WHAT IS EXPECTED.
From the listing below, extract each line containing the string "олигархов".

INPUT ROWS.
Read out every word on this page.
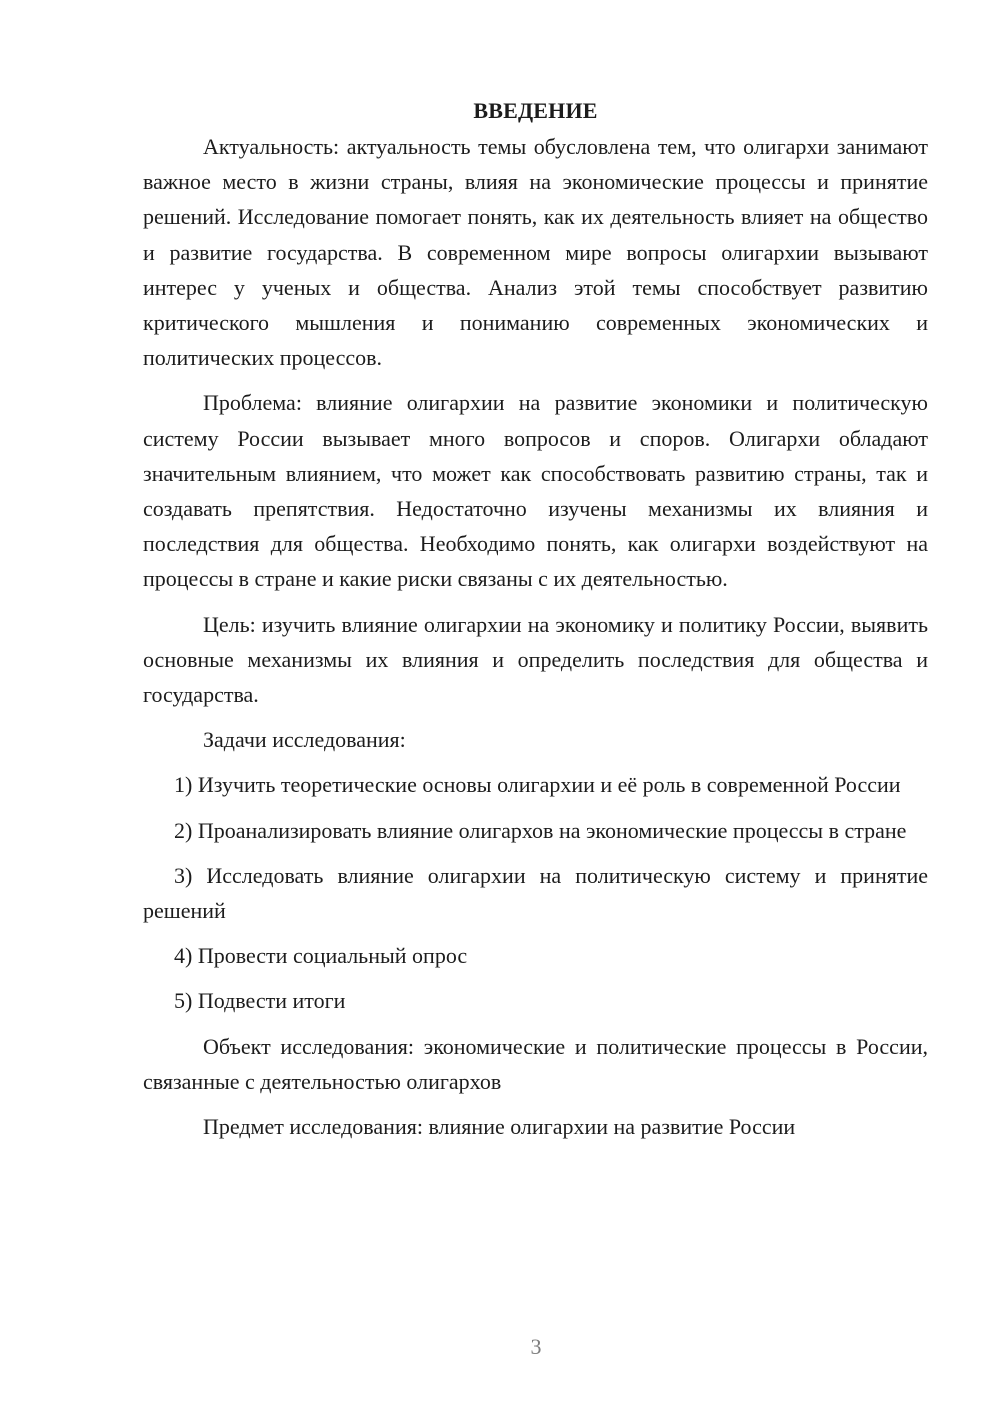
ВВЕДЕНИЕ

Актуальность: актуальность темы обусловлена тем, что олигархи занимают важное место в жизни страны, влияя на экономические процессы и принятие решений. Исследование помогает понять, как их деятельность влияет на общество и развитие государства. В современном мире вопросы олигархии вызывают интерес у ученых и общества. Анализ этой темы способствует развитию критического мышления и пониманию современных экономических и политических процессов.

Проблема: влияние олигархии на развитие экономики и политическую систему России вызывает много вопросов и споров. Олигархи обладают значительным влиянием, что может как способствовать развитию страны, так и создавать препятствия. Недостаточно изучены механизмы их влияния и последствия для общества. Необходимо понять, как олигархи воздействуют на процессы в стране и какие риски связаны с их деятельностью.

Цель: изучить влияние олигархии на экономику и политику России, выявить основные механизмы их влияния и определить последствия для общества и государства.

Задачи исследования:

1) Изучить теоретические основы олигархии и её роль в современной России

2) Проанализировать влияние олигархов на экономические процессы в стране

3) Исследовать влияние олигархии на политическую систему и принятие решений

4) Провести социальный опрос

5) Подвести итоги

Объект исследования: экономические и политические процессы в России, связанные с деятельностью олигархов

Предмет исследования: влияние олигархии на развитие России

3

EXERCISE ANSWER.
2) Проанализировать влияние олигархов на экономические процессы в стране
Объект исследования: экономические и политические процессы в России, связанные с деятельностью олигархов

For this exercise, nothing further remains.